REQUIRED TASK: Give the listing again character for character, but drop the images.

## Begin EXCERPTED DATA

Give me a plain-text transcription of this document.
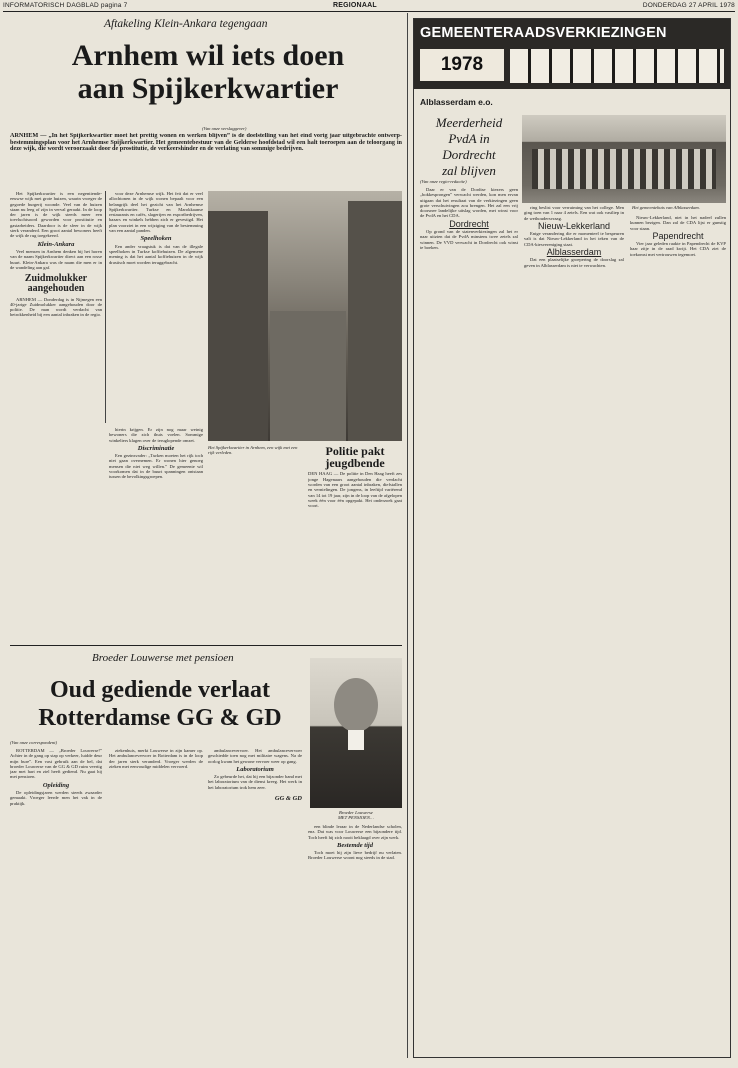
INFORMATORISCH DAGBLAD pagina 7	REGIONAAL	DONDERDAG 27 APRIL 1978
Aftakeling Klein-Ankara tegengaan
Arnhem wil iets doen
aan Spijkerkwartier
(Van onze verslaggever)
ARNHEM — „In het Spijkerkwartier moet het prettig wonen en werken blijven” is de doelstelling van het eind vorig jaar uitgebrachte ontwerp-bestemmingsplan voor het Arnhemse Spijkerkwartier. Het gemeentebestuur van de Gelderse hoofdstad wil een halt toeroepen aan de teloorgang in deze wijk, die wordt veroorzaakt door de prostitutie, de verkeershinder en de verlating van sommige bedrijven.

Het Spijkerkwartier is een negentiende-eeuwse wijk met grote huizen, waarin vroeger de gegoede burgerij woonde. Veel van de huizen staan nu leeg of zijn in verval geraakt. In de loop der jaren is de wijk steeds meer een toevluchtsoord geworden voor prostitutie en gastarbeiders. Daardoor is de sfeer in de wijk sterk veranderd. Een groot aantal bewoners heeft de wijk de rug toegekeerd.

Klein-Ankara

Veel mensen in Arnhem denken bij het horen van de naam Spijkerkwartier direct aan een rosse buurt. Klein-Ankara was de naam die men er in de wandeling aan gaf.

Zuidmolukker aangehouden

ARNHEM — Donderdag is in Nijmegen een 40-jarige Zuidmolukker aangehouden door de politie. De man wordt verdacht van betrokkenheid bij een aantal inbraken in de regio.

voor deze Arnhemse wijk. Het feit dat er veel allochtonen in de wijk wonen bepaalt voor een belangrijk deel het gezicht van het Arnhemse Spijkerkwartier. Turkse en Marokkaanse restaurants en cafés, slagerijen en exportbedrijven, bazars en winkels hebben zich er gevestigd. Het plan voorziet in een wijziging van de bestemming van een aantal panden.

Speelhoken

Een ander vraagstuk is dat van de illegale speelhoken in Turkse koffiehuizen. De algemene mening is dat het aantal koffiehuizen in de wijk drastisch moet worden teruggebracht.

Het Spijkerkwartier in Arnhem, een wijk met een rijk verleden.

hierin krijgen. Er zijn nog maar weinig bewoners die zich thuis voelen. Sommige winkeliers klagen over de teruglopende omzet.

Discriminatie

Een gezinsvader: „Turken moeten het rijk toch niet gaan overnemen. Er wonen hier genoeg mensen die niet weg willen.” De gemeente wil voorkomen dat in de buurt spanningen ontstaan tussen de bevolkingsgroepen.

Politie pakt
jeugdbende
DEN HAAG — De politie in Den Haag heeft zes jonge Hagenaars aangehouden die verdacht worden van een groot aantal inbraken, diefstallen en vernielingen. De jongens, in leeftijd variërend van 14 tot 19 jaar, zijn in de loop van de afgelopen week één voor één opgepakt. Het onderzoek gaat voort.
Broeder Louwerse met pensioen
Oud gediende verlaat
Rotterdamse GG & GD
(Van onze correspondent)

ROTTERDAM — „Broeder Louwerse!” Achter in de gang op stap op verkeer, luidde deur mijn bure”. Een vast gebruik aan de bel, dat broeder Louwerse van de GG & GD ruim veertig jaar met hart en ziel heeft gediend. Nu gaat hij met pensioen.

Opleiding

De opleidingsjaren werden steeds zwaarder gemaakt. Vroeger leerde men het vak in de praktijk.

ziekenhuis, merkt Louwerse in zijn kamer op. Het ambulancevervoer in Rotterdam is in de loop der jaren sterk veranderd. Vroeger werden de zieken met eenvoudige middelen vervoerd.

ambulancevervoer. Het ambulancevervoer geschiedde toen nog met militaire wagens. Na de oorlog kwam het gewone vervoer weer op gang.

Laboratorium

Zo gebeurde het, dat hij een bijzonder band met het laboratorium van de dienst kreeg. Het werk in het laboratorium trok hem zeer.

GG & GD
Broeder Louwerse
MET PENSIOEN…

een blinde leraar in de Nederlandse scholen, enz. Dat was voor Louwerse een bijzondere tijd. Toch heeft hij zich nooit beklaagd over zijn werk.

Bestemde tijd

Toch moet hij zijn lieve bedrijf nu verlaten. Broeder Louwerse woont nog steeds in de stad.

GEMEENTERAADSVERKIEZINGEN
1978
Alblasserdam e.o.
Meerderheid
PvdA in
Dordrecht
zal blijven
Het gemeentehuis van Alblasserdam.
(Van onze regio-redactie)

Daar er van de Dordtse kiezers geen „bokkesprongen” verwacht werden, kon men ervan uitgaan dat het resultaat van de verkiezingen geen grote verschuivingen zou brengen. Het zal een vrij doorsnee landelijke uitslag worden, met winst voor de PvdA en het CDA.

Dordrecht

Op grond van de statenverkiezingen zal het er naar uitzien dat de PvdA minstens twee zetels zal winnen. De VVD verwacht in Dordrecht ook winst te boeken.

ring beslist voor verruiming van het college. Men ging toen van 1 naar 4 zetels. Een wat ook vastliep in de wethoudersvraag.

Nieuw-Lekkerland

Enige verandering die er momenteel te bespeuren valt is dat Nieuw-Lekkerland in het teken van de CDA-kiesvereniging staat.

Alblasserdam

Dat een plaatselijke groepering de doorslag zal geven in Alblasserdam is niet te verwachten.

Nieuw-Lekkerland, niet in het nadeel zullen kunnen bezigen. Dan zal de CDA lijst er gunstig voor staan.

Papendrecht

Vier jaar geleden raakte in Papendrecht de KVP haar zitje in de raad kwijt. Het CDA ziet de toekomst met vertrouwen tegemoet.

## End EXCERPTED DATA

FULL ANSWER:
Give me a plain-text transcription of this document.
INFORMATORISCH DAGBLAD pagina 7	REGIONAAL	DONDERDAG 27 APRIL 1978
Aftakeling Klein-Ankara tegengaan
Arnhem wil iets doen
aan Spijkerkwartier
(Van onze verslaggever)
ARNHEM — „In het Spijkerkwartier moet het prettig wonen en werken blijven” is de doelstelling van het eind vorig jaar uitgebrachte ontwerp-bestemmingsplan voor het Arnhemse Spijkerkwartier. Het gemeentebestuur van de Gelderse hoofdstad wil een halt toeroepen aan de teloorgang in deze wijk, die wordt veroorzaakt door de prostitutie, de verkeershinder en de verlating van sommige bedrijven.

Het Spijkerkwartier is een negentiende-eeuwse wijk met grote huizen, waarin vroeger de gegoede burgerij woonde. Veel van de huizen staan nu leeg of zijn in verval geraakt. In de loop der jaren is de wijk steeds meer een toevluchtsoord geworden voor prostitutie en gastarbeiders. Daardoor is de sfeer in de wijk sterk veranderd. Een groot aantal bewoners heeft de wijk de rug toegekeerd.

Klein-Ankara

Veel mensen in Arnhem denken bij het horen van de naam Spijkerkwartier direct aan een rosse buurt. Klein-Ankara was de naam die men er in de wandeling aan gaf.

Zuidmolukker aangehouden

ARNHEM — Donderdag is in Nijmegen een 40-jarige Zuidmolukker aangehouden door de politie. De man wordt verdacht van betrokkenheid bij een aantal inbraken in de regio.

voor deze Arnhemse wijk. Het feit dat er veel allochtonen in de wijk wonen bepaalt voor een belangrijk deel het gezicht van het Arnhemse Spijkerkwartier. Turkse en Marokkaanse restaurants en cafés, slagerijen en exportbedrijven, bazars en winkels hebben zich er gevestigd. Het plan voorziet in een wijziging van de bestemming van een aantal panden.

Speelhoken

Een ander vraagstuk is dat van de illegale speelhoken in Turkse koffiehuizen. De algemene mening is dat het aantal koffiehuizen in de wijk drastisch moet worden teruggebracht.

Het Spijkerkwartier in Arnhem, een wijk met een rijk verleden.

hierin krijgen. Er zijn nog maar weinig bewoners die zich thuis voelen. Sommige winkeliers klagen over de teruglopende omzet.

Discriminatie

Een gezinsvader: „Turken moeten het rijk toch niet gaan overnemen. Er wonen hier genoeg mensen die niet weg willen.” De gemeente wil voorkomen dat in de buurt spanningen ontstaan tussen de bevolkingsgroepen.

Politie pakt
jeugdbende
DEN HAAG — De politie in Den Haag heeft zes jonge Hagenaars aangehouden die verdacht worden van een groot aantal inbraken, diefstallen en vernielingen. De jongens, in leeftijd variërend van 14 tot 19 jaar, zijn in de loop van de afgelopen week één voor één opgepakt. Het onderzoek gaat voort.
Broeder Louwerse met pensioen
Oud gediende verlaat
Rotterdamse GG & GD
(Van onze correspondent)

ROTTERDAM — „Broeder Louwerse!” Achter in de gang op stap op verkeer, luidde deur mijn bure”. Een vast gebruik aan de bel, dat broeder Louwerse van de GG & GD ruim veertig jaar met hart en ziel heeft gediend. Nu gaat hij met pensioen.

Opleiding

De opleidingsjaren werden steeds zwaarder gemaakt. Vroeger leerde men het vak in de praktijk.

ziekenhuis, merkt Louwerse in zijn kamer op. Het ambulancevervoer in Rotterdam is in de loop der jaren sterk veranderd. Vroeger werden de zieken met eenvoudige middelen vervoerd.

ambulancevervoer. Het ambulancevervoer geschiedde toen nog met militaire wagens. Na de oorlog kwam het gewone vervoer weer op gang.

Laboratorium

Zo gebeurde het, dat hij een bijzonder band met het laboratorium van de dienst kreeg. Het werk in het laboratorium trok hem zeer.

GG & GD
Broeder Louwerse
MET PENSIOEN…

een blinde leraar in de Nederlandse scholen, enz. Dat was voor Louwerse een bijzondere tijd. Toch heeft hij zich nooit beklaagd over zijn werk.

Bestemde tijd

Toch moet hij zijn lieve bedrijf nu verlaten. Broeder Louwerse woont nog steeds in de stad.

GEMEENTERAADSVERKIEZINGEN
1978
Alblasserdam e.o.
Meerderheid
PvdA in
Dordrecht
zal blijven
Het gemeentehuis van Alblasserdam.
(Van onze regio-redactie)

Daar er van de Dordtse kiezers geen „bokkesprongen” verwacht werden, kon men ervan uitgaan dat het resultaat van de verkiezingen geen grote verschuivingen zou brengen. Het zal een vrij doorsnee landelijke uitslag worden, met winst voor de PvdA en het CDA.

Dordrecht

Op grond van de statenverkiezingen zal het er naar uitzien dat de PvdA minstens twee zetels zal winnen. De VVD verwacht in Dordrecht ook winst te boeken.

ring beslist voor verruiming van het college. Men ging toen van 1 naar 4 zetels. Een wat ook vastliep in de wethoudersvraag.

Nieuw-Lekkerland

Enige verandering die er momenteel te bespeuren valt is dat Nieuw-Lekkerland in het teken van de CDA-kiesvereniging staat.

Alblasserdam

Dat een plaatselijke groepering de doorslag zal geven in Alblasserdam is niet te verwachten.

Nieuw-Lekkerland, niet in het nadeel zullen kunnen bezigen. Dan zal de CDA lijst er gunstig voor staan.

Papendrecht

Vier jaar geleden raakte in Papendrecht de KVP haar zitje in de raad kwijt. Het CDA ziet de toekomst met vertrouwen tegemoet.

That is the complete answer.